* **TASK INPUT**:

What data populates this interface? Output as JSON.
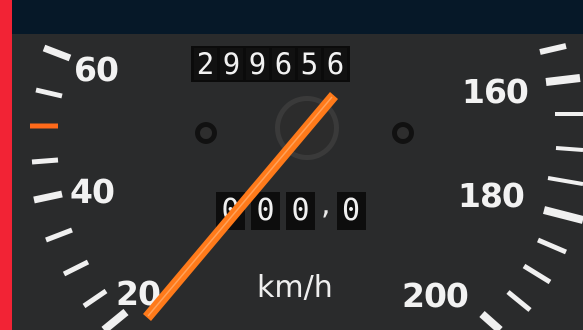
{
  "speedometer": {
    "odometer_digits": [
      "2",
      "9",
      "9",
      "6",
      "5",
      "6"
    ],
    "trip_digits": [
      "0",
      "0",
      "0"
    ],
    "trip_decimal": "0",
    "trip_separator": ",",
    "unit": "km/h",
    "speed_labels": {
      "s20": "20",
      "s40": "40",
      "s60": "60",
      "s160": "160",
      "s180": "180",
      "s200": "200"
    },
    "current_speed_kmh": 0,
    "colors": {
      "dial_face": "#2a2b2c",
      "needle": "#ff7a1a",
      "marking": "#f2f2f2",
      "accent_tick": "#ff6a1a",
      "top_bar": "#061828",
      "left_strip": "#f22335"
    }
  }
}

* **STATED PROBLEM**:
Pictures in the records above are not copied; print everything else exactly.

* **TASK RESULT**:
What data populates this interface? Output as JSON.
{
  "speedometer": {
    "odometer_digits": [
      "2",
      "9",
      "9",
      "6",
      "5",
      "6"
    ],
    "trip_digits": [
      "0",
      "0",
      "0"
    ],
    "trip_decimal": "0",
    "trip_separator": ",",
    "unit": "km/h",
    "speed_labels": {
      "s20": "20",
      "s40": "40",
      "s60": "60",
      "s160": "160",
      "s180": "180",
      "s200": "200"
    },
    "current_speed_kmh": 0,
    "colors": {
      "dial_face": "#2a2b2c",
      "needle": "#ff7a1a",
      "marking": "#f2f2f2",
      "accent_tick": "#ff6a1a",
      "top_bar": "#061828",
      "left_strip": "#f22335"
    }
  }
}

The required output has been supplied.